> **Stated problem**:
Pull out each line of the items that contains the string "side", matching case exactly, and copy those lines.

──────── Record set ────────

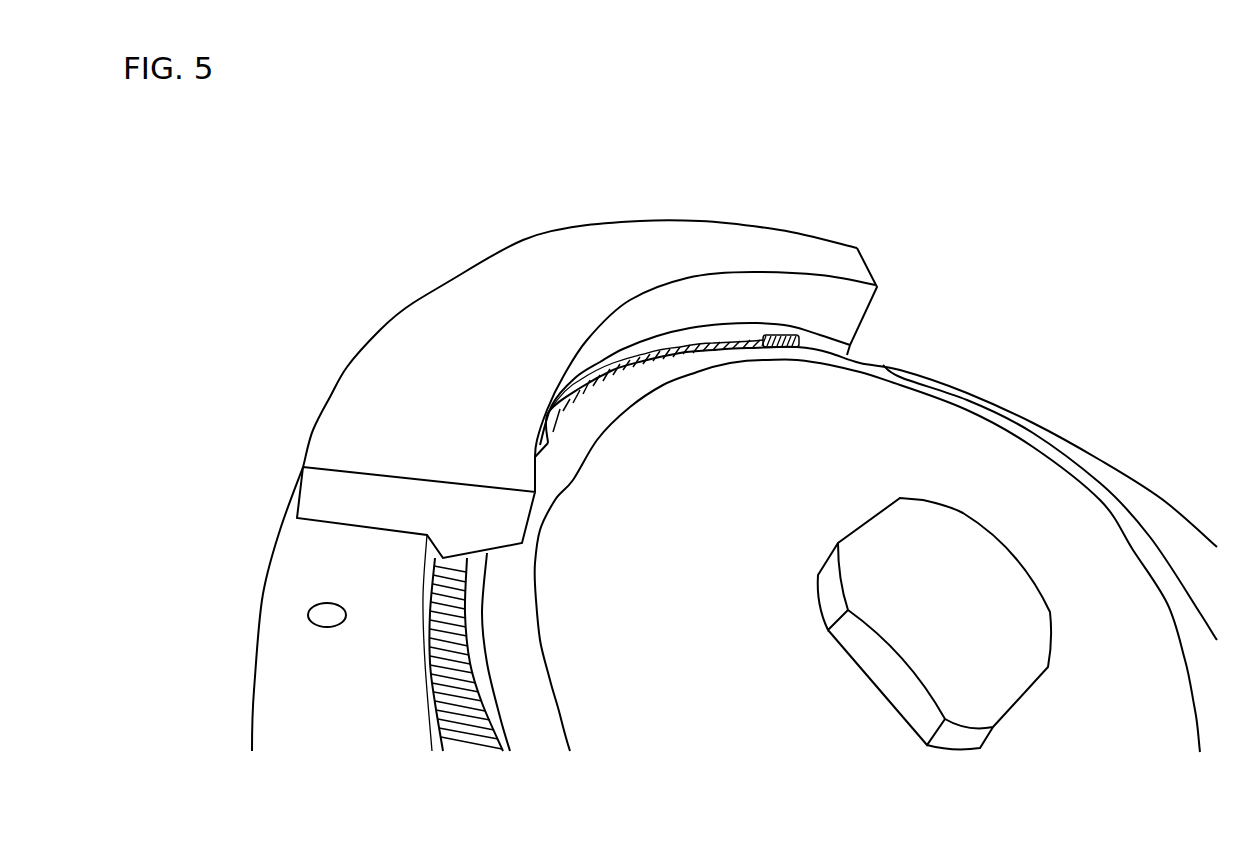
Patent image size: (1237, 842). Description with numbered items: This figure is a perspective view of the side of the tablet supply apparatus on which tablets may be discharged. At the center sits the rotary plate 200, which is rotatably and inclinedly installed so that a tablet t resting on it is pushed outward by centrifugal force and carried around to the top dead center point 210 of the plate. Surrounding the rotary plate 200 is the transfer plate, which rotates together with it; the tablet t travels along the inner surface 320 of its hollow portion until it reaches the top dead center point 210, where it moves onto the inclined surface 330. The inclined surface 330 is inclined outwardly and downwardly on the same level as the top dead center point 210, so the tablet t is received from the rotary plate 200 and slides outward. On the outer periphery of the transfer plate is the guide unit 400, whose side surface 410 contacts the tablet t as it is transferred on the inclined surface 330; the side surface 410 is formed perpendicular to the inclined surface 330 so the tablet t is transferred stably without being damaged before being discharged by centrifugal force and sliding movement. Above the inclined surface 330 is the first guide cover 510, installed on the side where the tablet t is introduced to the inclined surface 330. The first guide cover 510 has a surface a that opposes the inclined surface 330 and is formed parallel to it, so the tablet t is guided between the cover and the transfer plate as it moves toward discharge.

The first guide cover 510 is at (429, 350).
The surface a is at (503, 535).
The tablet t is at (790, 333).
The top dead center point 210 is at (823, 360).
The rotary plate 200 is at (967, 447).
The side surface 410 is at (427, 587).
The guide unit 400 is at (345, 720).
The inclined surface 330 is at (448, 692).
The inner surface 320 is at (477, 640).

────────

> **Solution for this task**:
Patent image size: (1237, 842). Description with numbered items: This figure is a perspective view of the side of the tablet supply apparatus on which tablets may be discharged. At the center sits the rotary plate 200, which is rotatably and inclinedly installed so that a tablet t resting on it is pushed outward by centrifugal force and carried around to the top dead center point 210 of the plate. Surrounding the rotary plate 200 is the transfer plate, which rotates together with it; the tablet t travels along the inner surface 320 of its hollow portion until it reaches the top dead center point 210, where it moves onto the inclined surface 330. The inclined surface 330 is inclined outwardly and downwardly on the same level as the top dead center point 210, so the tablet t is received from the rotary plate 200 and slides outward. On the outer periphery of the transfer plate is the guide unit 400, whose side surface 410 contacts the tablet t as it is transferred on the inclined surface 330; the side surface 410 is formed perpendicular to the inclined surface 330 so the tablet t is transferred stably without being damaged before being discharged by centrifugal force and sliding movement. Above the inclined surface 330 is the first guide cover 510, installed on the side where the tablet t is introduced to the inclined surface 330. The first guide cover 510 has a surface a that opposes the inclined surface 330 and is formed parallel to it, so the tablet t is guided between the cover and the transfer plate as it moves toward discharge.
The side surface 410 is at (427, 587).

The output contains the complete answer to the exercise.